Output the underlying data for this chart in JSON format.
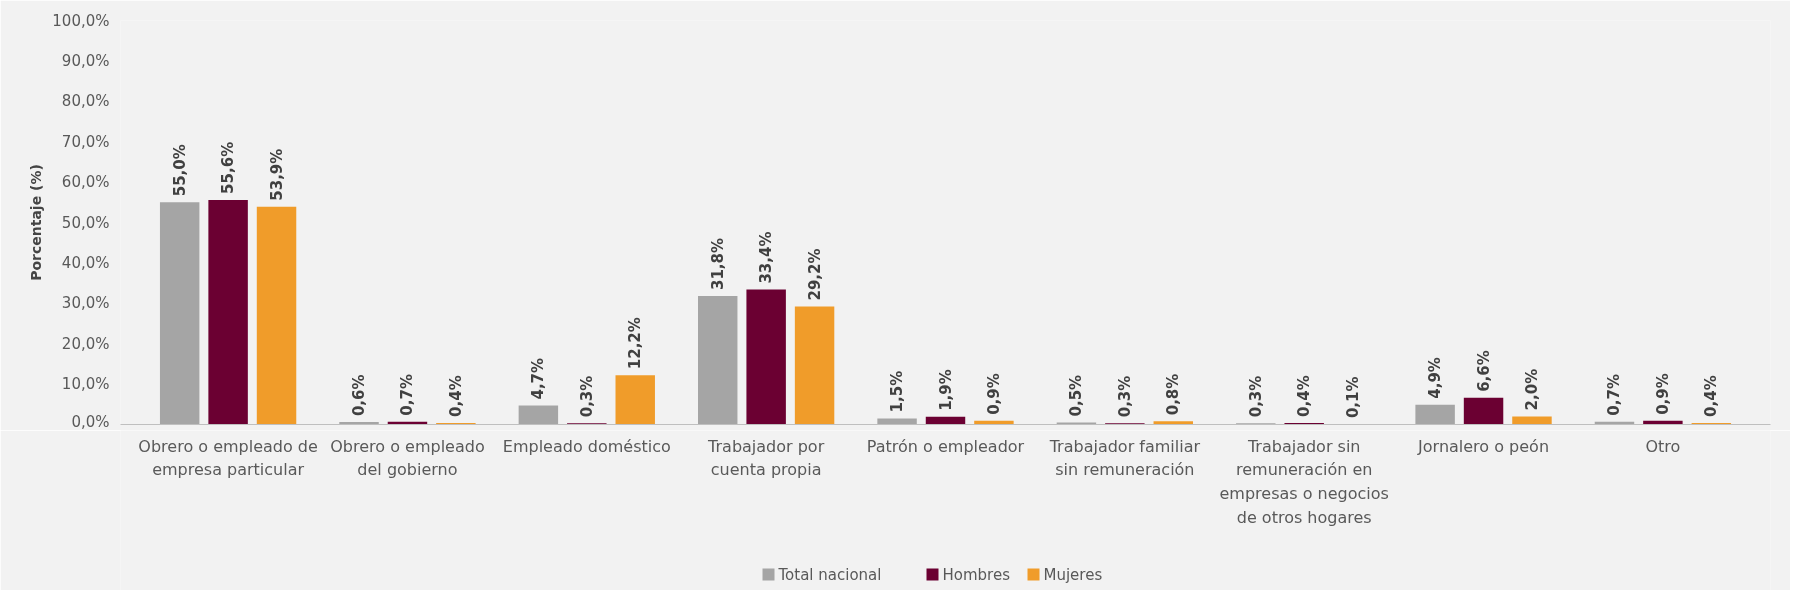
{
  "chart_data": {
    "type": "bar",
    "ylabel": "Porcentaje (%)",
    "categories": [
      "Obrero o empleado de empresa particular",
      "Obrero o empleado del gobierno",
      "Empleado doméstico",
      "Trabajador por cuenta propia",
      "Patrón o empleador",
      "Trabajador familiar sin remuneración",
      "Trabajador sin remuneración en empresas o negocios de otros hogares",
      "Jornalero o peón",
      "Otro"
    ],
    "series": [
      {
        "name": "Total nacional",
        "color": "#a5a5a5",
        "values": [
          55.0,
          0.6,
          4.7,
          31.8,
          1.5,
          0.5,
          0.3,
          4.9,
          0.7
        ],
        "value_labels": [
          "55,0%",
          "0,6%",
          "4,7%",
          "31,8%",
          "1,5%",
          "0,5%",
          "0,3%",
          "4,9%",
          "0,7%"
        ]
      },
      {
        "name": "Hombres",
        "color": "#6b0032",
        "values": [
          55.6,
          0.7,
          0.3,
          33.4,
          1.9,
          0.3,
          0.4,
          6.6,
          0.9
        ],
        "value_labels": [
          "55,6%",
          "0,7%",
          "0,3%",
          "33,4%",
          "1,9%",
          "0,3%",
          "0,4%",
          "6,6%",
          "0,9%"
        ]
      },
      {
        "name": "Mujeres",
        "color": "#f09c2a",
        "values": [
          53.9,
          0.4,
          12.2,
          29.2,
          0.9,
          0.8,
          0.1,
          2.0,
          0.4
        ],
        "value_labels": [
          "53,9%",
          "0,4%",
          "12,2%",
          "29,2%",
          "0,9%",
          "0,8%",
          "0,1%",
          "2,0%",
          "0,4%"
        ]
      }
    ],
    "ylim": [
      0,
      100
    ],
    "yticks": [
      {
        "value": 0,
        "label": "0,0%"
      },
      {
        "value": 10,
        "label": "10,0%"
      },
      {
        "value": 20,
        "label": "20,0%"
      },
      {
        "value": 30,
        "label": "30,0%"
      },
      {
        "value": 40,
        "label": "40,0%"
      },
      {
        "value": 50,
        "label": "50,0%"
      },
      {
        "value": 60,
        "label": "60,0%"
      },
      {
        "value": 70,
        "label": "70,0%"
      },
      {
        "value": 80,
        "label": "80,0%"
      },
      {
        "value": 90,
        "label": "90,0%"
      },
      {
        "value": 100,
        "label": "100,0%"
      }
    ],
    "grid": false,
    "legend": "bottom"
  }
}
--------
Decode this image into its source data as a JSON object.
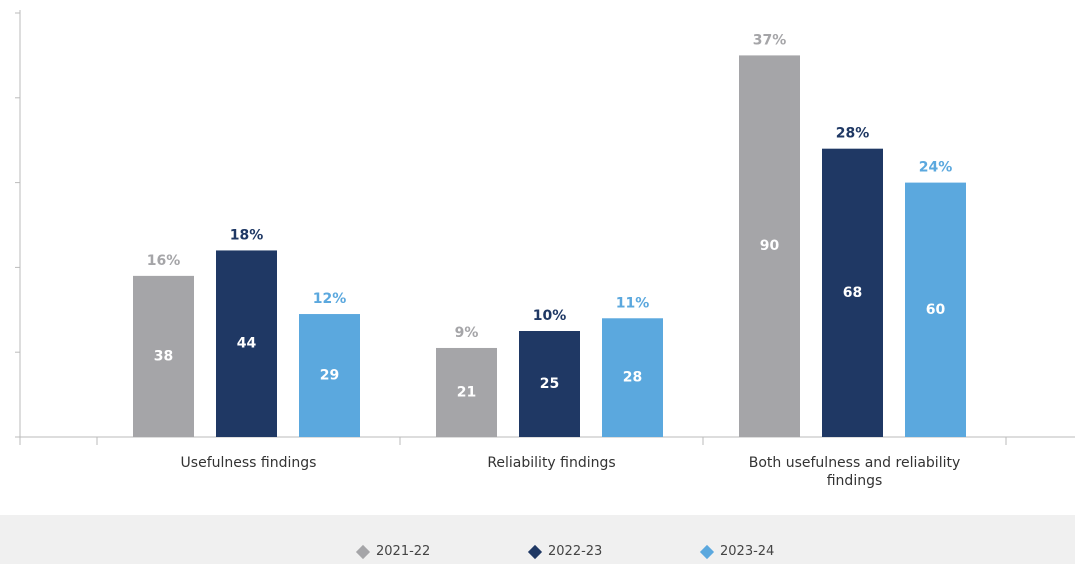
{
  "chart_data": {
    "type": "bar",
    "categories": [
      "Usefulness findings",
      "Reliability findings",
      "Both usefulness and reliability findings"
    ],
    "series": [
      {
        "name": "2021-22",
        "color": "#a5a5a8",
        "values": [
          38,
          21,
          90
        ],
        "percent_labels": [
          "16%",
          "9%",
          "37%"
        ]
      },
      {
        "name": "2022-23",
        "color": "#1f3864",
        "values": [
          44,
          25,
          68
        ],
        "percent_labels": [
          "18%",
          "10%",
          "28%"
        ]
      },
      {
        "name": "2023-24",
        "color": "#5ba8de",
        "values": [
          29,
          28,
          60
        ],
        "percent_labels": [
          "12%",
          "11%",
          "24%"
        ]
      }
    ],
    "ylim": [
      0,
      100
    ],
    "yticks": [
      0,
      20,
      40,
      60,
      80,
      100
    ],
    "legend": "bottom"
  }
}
--------
__Task description__. Find the word "name" in the material, then list each line that holds it.

__Exercise answer__.
        "name": "Total nacional",
        "name": "Hombres",
        "name": "Mujeres",
        "name": "2021-22",
        "name": "2022-23",
        "name": "2023-24",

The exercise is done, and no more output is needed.